Prompt | Look through the lines below and state how many hold the word "Date". Write only the number.
□ □ □ □
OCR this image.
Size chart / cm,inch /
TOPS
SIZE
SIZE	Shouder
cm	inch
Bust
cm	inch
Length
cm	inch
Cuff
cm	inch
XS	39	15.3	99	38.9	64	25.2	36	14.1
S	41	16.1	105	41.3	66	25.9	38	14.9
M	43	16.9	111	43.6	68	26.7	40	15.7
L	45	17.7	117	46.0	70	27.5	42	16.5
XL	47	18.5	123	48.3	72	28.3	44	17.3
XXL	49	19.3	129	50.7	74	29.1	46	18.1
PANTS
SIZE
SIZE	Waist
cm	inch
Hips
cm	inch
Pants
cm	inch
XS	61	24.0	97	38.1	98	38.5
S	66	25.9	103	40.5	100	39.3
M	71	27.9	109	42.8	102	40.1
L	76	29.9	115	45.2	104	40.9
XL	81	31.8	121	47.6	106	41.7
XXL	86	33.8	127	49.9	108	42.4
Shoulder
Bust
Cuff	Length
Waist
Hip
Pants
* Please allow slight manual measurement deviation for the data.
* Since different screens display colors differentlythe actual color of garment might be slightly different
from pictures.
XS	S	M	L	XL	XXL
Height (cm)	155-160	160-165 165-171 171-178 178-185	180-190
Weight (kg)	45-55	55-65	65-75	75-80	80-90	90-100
□ □ □ □
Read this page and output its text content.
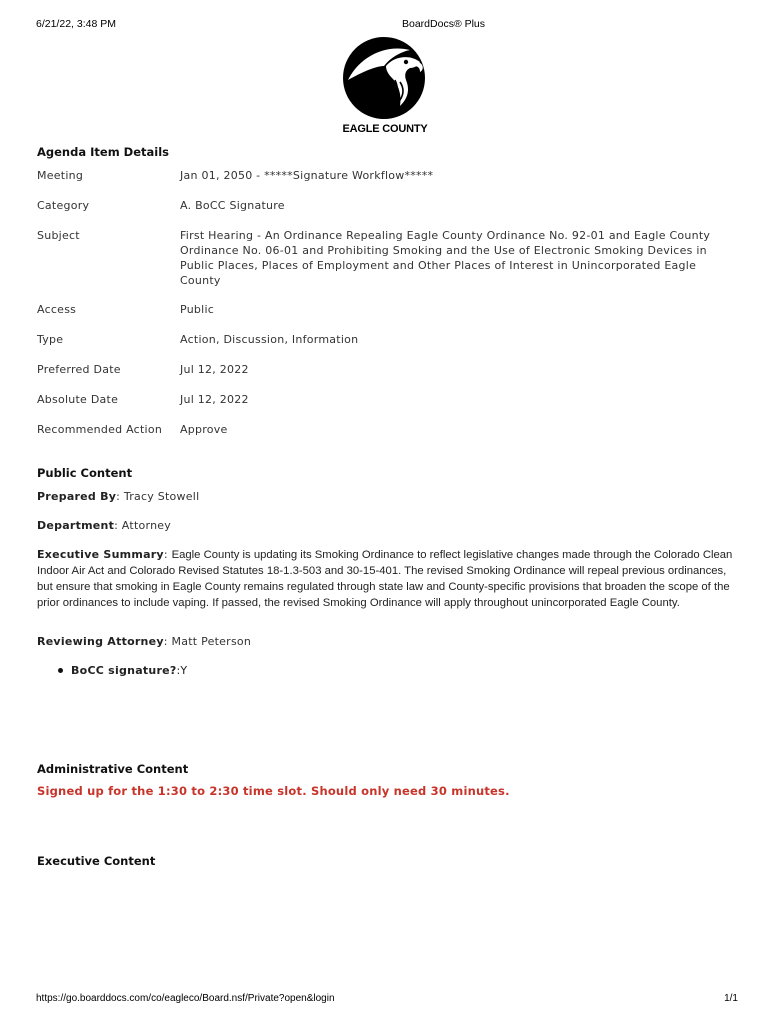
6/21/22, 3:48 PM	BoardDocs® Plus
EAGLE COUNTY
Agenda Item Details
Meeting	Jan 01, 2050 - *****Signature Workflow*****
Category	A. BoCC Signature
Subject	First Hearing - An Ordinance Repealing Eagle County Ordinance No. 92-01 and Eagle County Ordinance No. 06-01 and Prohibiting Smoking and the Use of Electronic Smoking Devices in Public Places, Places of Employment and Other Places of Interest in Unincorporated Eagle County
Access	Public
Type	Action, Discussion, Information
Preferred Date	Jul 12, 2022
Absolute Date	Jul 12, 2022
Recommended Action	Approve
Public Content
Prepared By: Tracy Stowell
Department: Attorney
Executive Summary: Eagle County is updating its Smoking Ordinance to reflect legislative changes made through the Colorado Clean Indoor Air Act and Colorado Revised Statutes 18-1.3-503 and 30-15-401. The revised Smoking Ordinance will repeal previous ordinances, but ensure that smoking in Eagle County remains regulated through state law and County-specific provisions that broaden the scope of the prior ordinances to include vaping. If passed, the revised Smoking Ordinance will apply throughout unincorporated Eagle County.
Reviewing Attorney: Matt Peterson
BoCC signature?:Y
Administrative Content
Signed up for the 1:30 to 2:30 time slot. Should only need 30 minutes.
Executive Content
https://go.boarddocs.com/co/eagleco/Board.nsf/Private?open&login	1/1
□ □ □ □
Task result | 2